Exercise goal: Write every entry out again exactly, please, and skip the pictures.

(Chart and figure data)

▼▼▼

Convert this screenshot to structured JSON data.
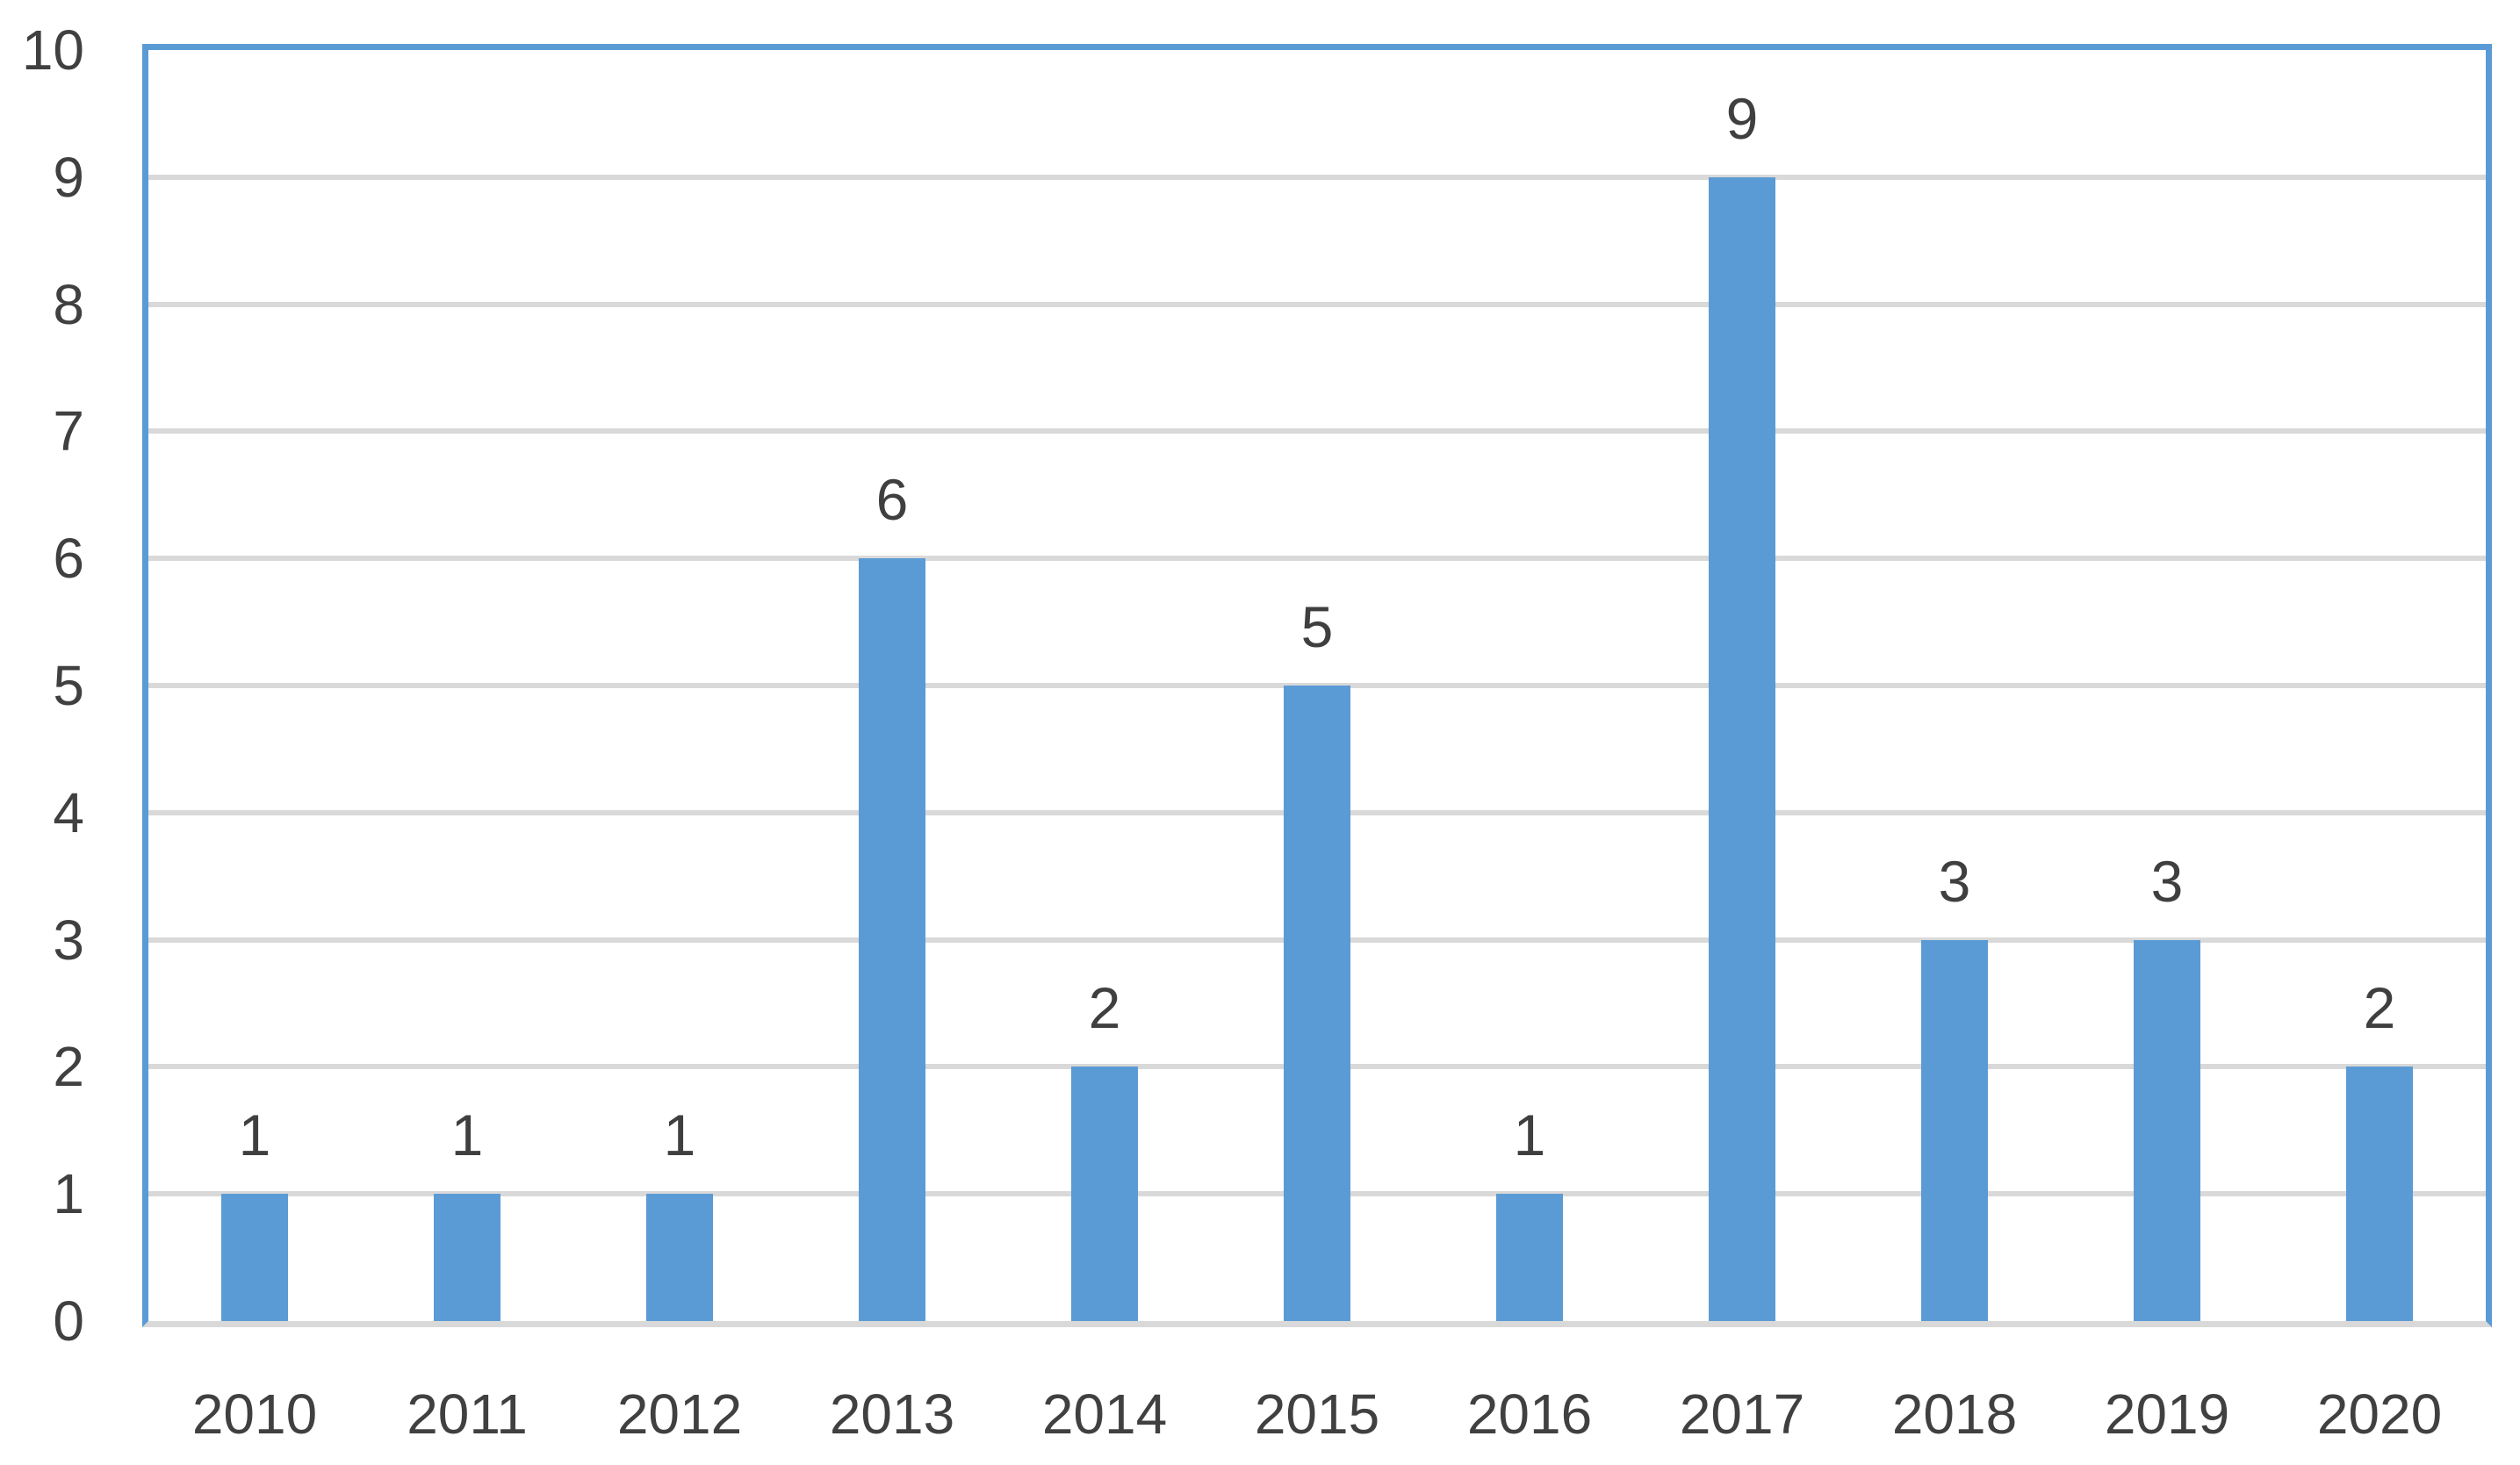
{
  "chart_data": {
    "type": "bar",
    "title": "",
    "xlabel": "",
    "ylabel": "",
    "categories": [
      "2010",
      "2011",
      "2012",
      "2013",
      "2014",
      "2015",
      "2016",
      "2017",
      "2018",
      "2019",
      "2020"
    ],
    "values": [
      1,
      1,
      1,
      6,
      2,
      5,
      1,
      9,
      3,
      3,
      2
    ],
    "ylim": [
      0,
      10
    ],
    "ytick_interval": 1,
    "yticks": [
      "0",
      "1",
      "2",
      "3",
      "4",
      "5",
      "6",
      "7",
      "8",
      "9",
      "10"
    ],
    "grid": true,
    "gridlines": "horizontal",
    "legend": false,
    "data_labels": true,
    "colors": {
      "bar": "#5B9BD5",
      "plot_border": "#5B9BD5",
      "gridline": "#D9D9D9",
      "axis_line": "#D9D9D9",
      "tick_label_text": "#404040",
      "data_label_text": "#3F3F3F"
    }
  }
}
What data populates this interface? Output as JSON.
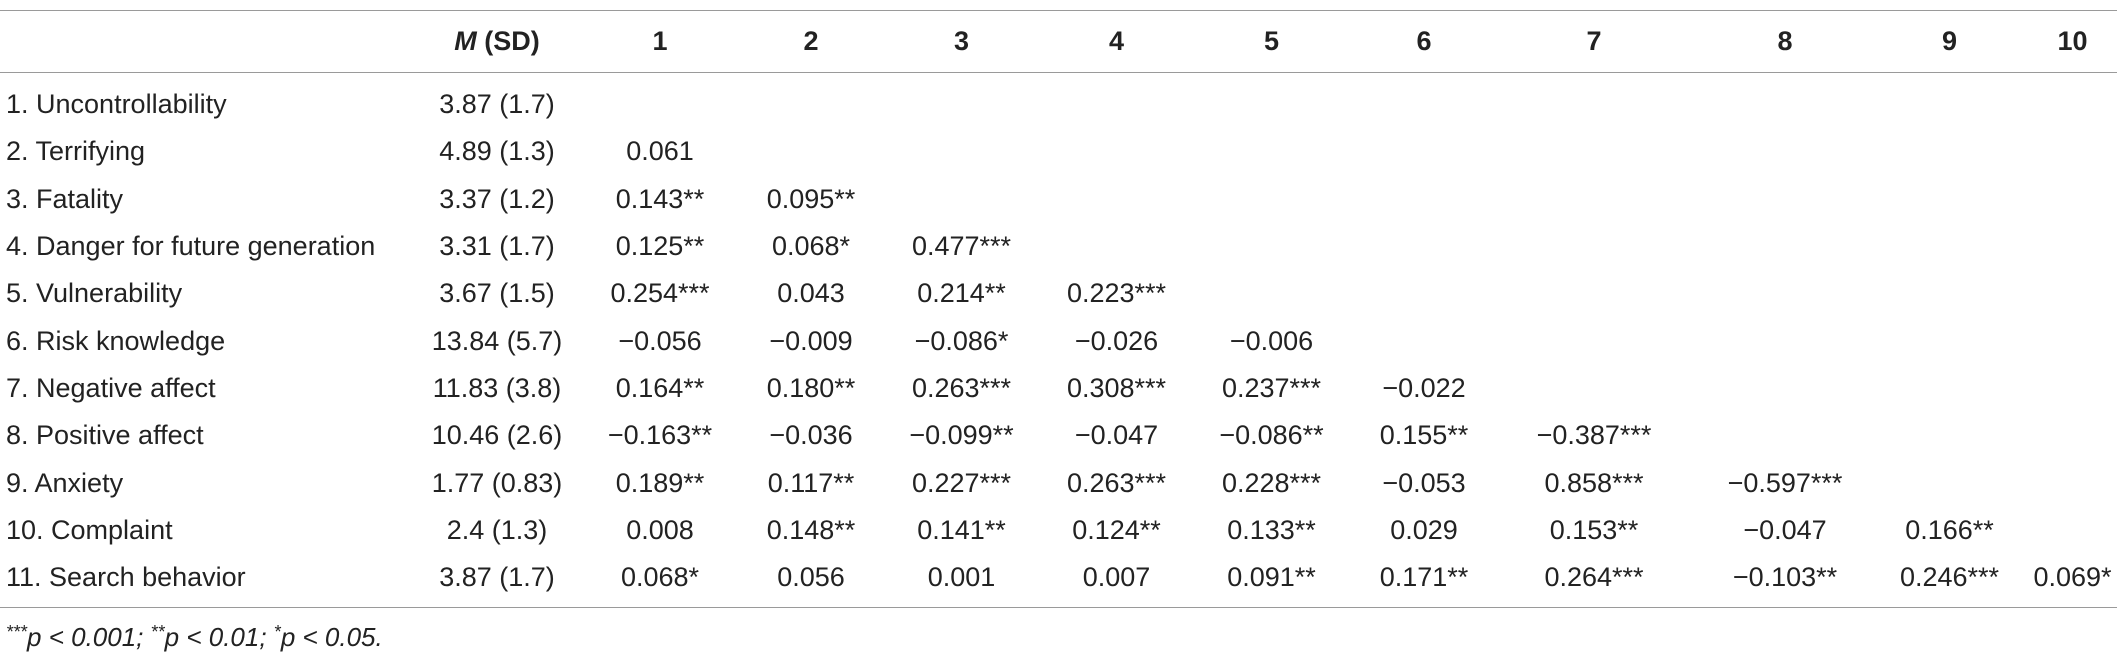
{
  "table": {
    "header": {
      "var_label": "",
      "msd_m": "M",
      "msd_rest": " (SD)",
      "cols": [
        "1",
        "2",
        "3",
        "4",
        "5",
        "6",
        "7",
        "8",
        "9",
        "10"
      ]
    },
    "rows": [
      {
        "label": "1. Uncontrollability",
        "msd": "3.87 (1.7)",
        "cells": [
          "",
          "",
          "",
          "",
          "",
          "",
          "",
          "",
          "",
          ""
        ]
      },
      {
        "label": "2. Terrifying",
        "msd": "4.89 (1.3)",
        "cells": [
          "0.061",
          "",
          "",
          "",
          "",
          "",
          "",
          "",
          "",
          ""
        ]
      },
      {
        "label": "3. Fatality",
        "msd": "3.37 (1.2)",
        "cells": [
          "0.143**",
          "0.095**",
          "",
          "",
          "",
          "",
          "",
          "",
          "",
          ""
        ]
      },
      {
        "label": "4. Danger for future generation",
        "msd": "3.31 (1.7)",
        "cells": [
          "0.125**",
          "0.068*",
          "0.477***",
          "",
          "",
          "",
          "",
          "",
          "",
          ""
        ]
      },
      {
        "label": "5. Vulnerability",
        "msd": "3.67 (1.5)",
        "cells": [
          "0.254***",
          "0.043",
          "0.214**",
          "0.223***",
          "",
          "",
          "",
          "",
          "",
          ""
        ]
      },
      {
        "label": "6. Risk knowledge",
        "msd": "13.84 (5.7)",
        "cells": [
          "−0.056",
          "−0.009",
          "−0.086*",
          "−0.026",
          "−0.006",
          "",
          "",
          "",
          "",
          ""
        ]
      },
      {
        "label": "7. Negative affect",
        "msd": "11.83 (3.8)",
        "cells": [
          "0.164**",
          "0.180**",
          "0.263***",
          "0.308***",
          "0.237***",
          "−0.022",
          "",
          "",
          "",
          ""
        ]
      },
      {
        "label": "8. Positive affect",
        "msd": "10.46 (2.6)",
        "cells": [
          "−0.163**",
          "−0.036",
          "−0.099**",
          "−0.047",
          "−0.086**",
          "0.155**",
          "−0.387***",
          "",
          "",
          ""
        ]
      },
      {
        "label": "9. Anxiety",
        "msd": "1.77 (0.83)",
        "cells": [
          "0.189**",
          "0.117**",
          "0.227***",
          "0.263***",
          "0.228***",
          "−0.053",
          "0.858***",
          "−0.597***",
          "",
          ""
        ]
      },
      {
        "label": "10. Complaint",
        "msd": "2.4 (1.3)",
        "cells": [
          "0.008",
          "0.148**",
          "0.141**",
          "0.124**",
          "0.133**",
          "0.029",
          "0.153**",
          "−0.047",
          "0.166**",
          ""
        ]
      },
      {
        "label": "11. Search behavior",
        "msd": "3.87 (1.7)",
        "cells": [
          "0.068*",
          "0.056",
          "0.001",
          "0.007",
          "0.091**",
          "0.171**",
          "0.264***",
          "−0.103**",
          "0.246***",
          "0.069*"
        ]
      }
    ]
  },
  "footnote": {
    "p1_stars": "***",
    "p1_text": "p < 0.001; ",
    "p2_stars": "**",
    "p2_text": "p < 0.01; ",
    "p3_stars": "*",
    "p3_text": "p < 0.05."
  }
}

▲▲▲

Reply to the exercise:
Convert this screenshot to structured JSON data.
{
  "chart_data": {
    "type": "bar",
    "title": "",
    "xlabel": "",
    "ylabel": "",
    "categories": [
      "2010",
      "2011",
      "2012",
      "2013",
      "2014",
      "2015",
      "2016",
      "2017",
      "2018",
      "2019",
      "2020"
    ],
    "values": [
      1,
      1,
      1,
      6,
      2,
      5,
      1,
      9,
      3,
      3,
      2
    ],
    "ylim": [
      0,
      10
    ],
    "ytick_interval": 1,
    "yticks": [
      "0",
      "1",
      "2",
      "3",
      "4",
      "5",
      "6",
      "7",
      "8",
      "9",
      "10"
    ],
    "grid": true,
    "gridlines": "horizontal",
    "legend": false,
    "data_labels": true,
    "colors": {
      "bar": "#5B9BD5",
      "plot_border": "#5B9BD5",
      "gridline": "#D9D9D9",
      "axis_line": "#D9D9D9",
      "tick_label_text": "#404040",
      "data_label_text": "#3F3F3F"
    }
  }
}
What data populates this interface? Output as JSON.
{
  "table": {
    "header": {
      "var_label": "",
      "msd_m": "M",
      "msd_rest": " (SD)",
      "cols": [
        "1",
        "2",
        "3",
        "4",
        "5",
        "6",
        "7",
        "8",
        "9",
        "10"
      ]
    },
    "rows": [
      {
        "label": "1. Uncontrollability",
        "msd": "3.87 (1.7)",
        "cells": [
          "",
          "",
          "",
          "",
          "",
          "",
          "",
          "",
          "",
          ""
        ]
      },
      {
        "label": "2. Terrifying",
        "msd": "4.89 (1.3)",
        "cells": [
          "0.061",
          "",
          "",
          "",
          "",
          "",
          "",
          "",
          "",
          ""
        ]
      },
      {
        "label": "3. Fatality",
        "msd": "3.37 (1.2)",
        "cells": [
          "0.143**",
          "0.095**",
          "",
          "",
          "",
          "",
          "",
          "",
          "",
          ""
        ]
      },
      {
        "label": "4. Danger for future generation",
        "msd": "3.31 (1.7)",
        "cells": [
          "0.125**",
          "0.068*",
          "0.477***",
          "",
          "",
          "",
          "",
          "",
          "",
          ""
        ]
      },
      {
        "label": "5. Vulnerability",
        "msd": "3.67 (1.5)",
        "cells": [
          "0.254***",
          "0.043",
          "0.214**",
          "0.223***",
          "",
          "",
          "",
          "",
          "",
          ""
        ]
      },
      {
        "label": "6. Risk knowledge",
        "msd": "13.84 (5.7)",
        "cells": [
          "−0.056",
          "−0.009",
          "−0.086*",
          "−0.026",
          "−0.006",
          "",
          "",
          "",
          "",
          ""
        ]
      },
      {
        "label": "7. Negative affect",
        "msd": "11.83 (3.8)",
        "cells": [
          "0.164**",
          "0.180**",
          "0.263***",
          "0.308***",
          "0.237***",
          "−0.022",
          "",
          "",
          "",
          ""
        ]
      },
      {
        "label": "8. Positive affect",
        "msd": "10.46 (2.6)",
        "cells": [
          "−0.163**",
          "−0.036",
          "−0.099**",
          "−0.047",
          "−0.086**",
          "0.155**",
          "−0.387***",
          "",
          "",
          ""
        ]
      },
      {
        "label": "9. Anxiety",
        "msd": "1.77 (0.83)",
        "cells": [
          "0.189**",
          "0.117**",
          "0.227***",
          "0.263***",
          "0.228***",
          "−0.053",
          "0.858***",
          "−0.597***",
          "",
          ""
        ]
      },
      {
        "label": "10. Complaint",
        "msd": "2.4 (1.3)",
        "cells": [
          "0.008",
          "0.148**",
          "0.141**",
          "0.124**",
          "0.133**",
          "0.029",
          "0.153**",
          "−0.047",
          "0.166**",
          ""
        ]
      },
      {
        "label": "11. Search behavior",
        "msd": "3.87 (1.7)",
        "cells": [
          "0.068*",
          "0.056",
          "0.001",
          "0.007",
          "0.091**",
          "0.171**",
          "0.264***",
          "−0.103**",
          "0.246***",
          "0.069*"
        ]
      }
    ]
  },
  "footnote": {
    "p1_stars": "***",
    "p1_text": "p < 0.001; ",
    "p2_stars": "**",
    "p2_text": "p < 0.01; ",
    "p3_stars": "*",
    "p3_text": "p < 0.05."
  }
}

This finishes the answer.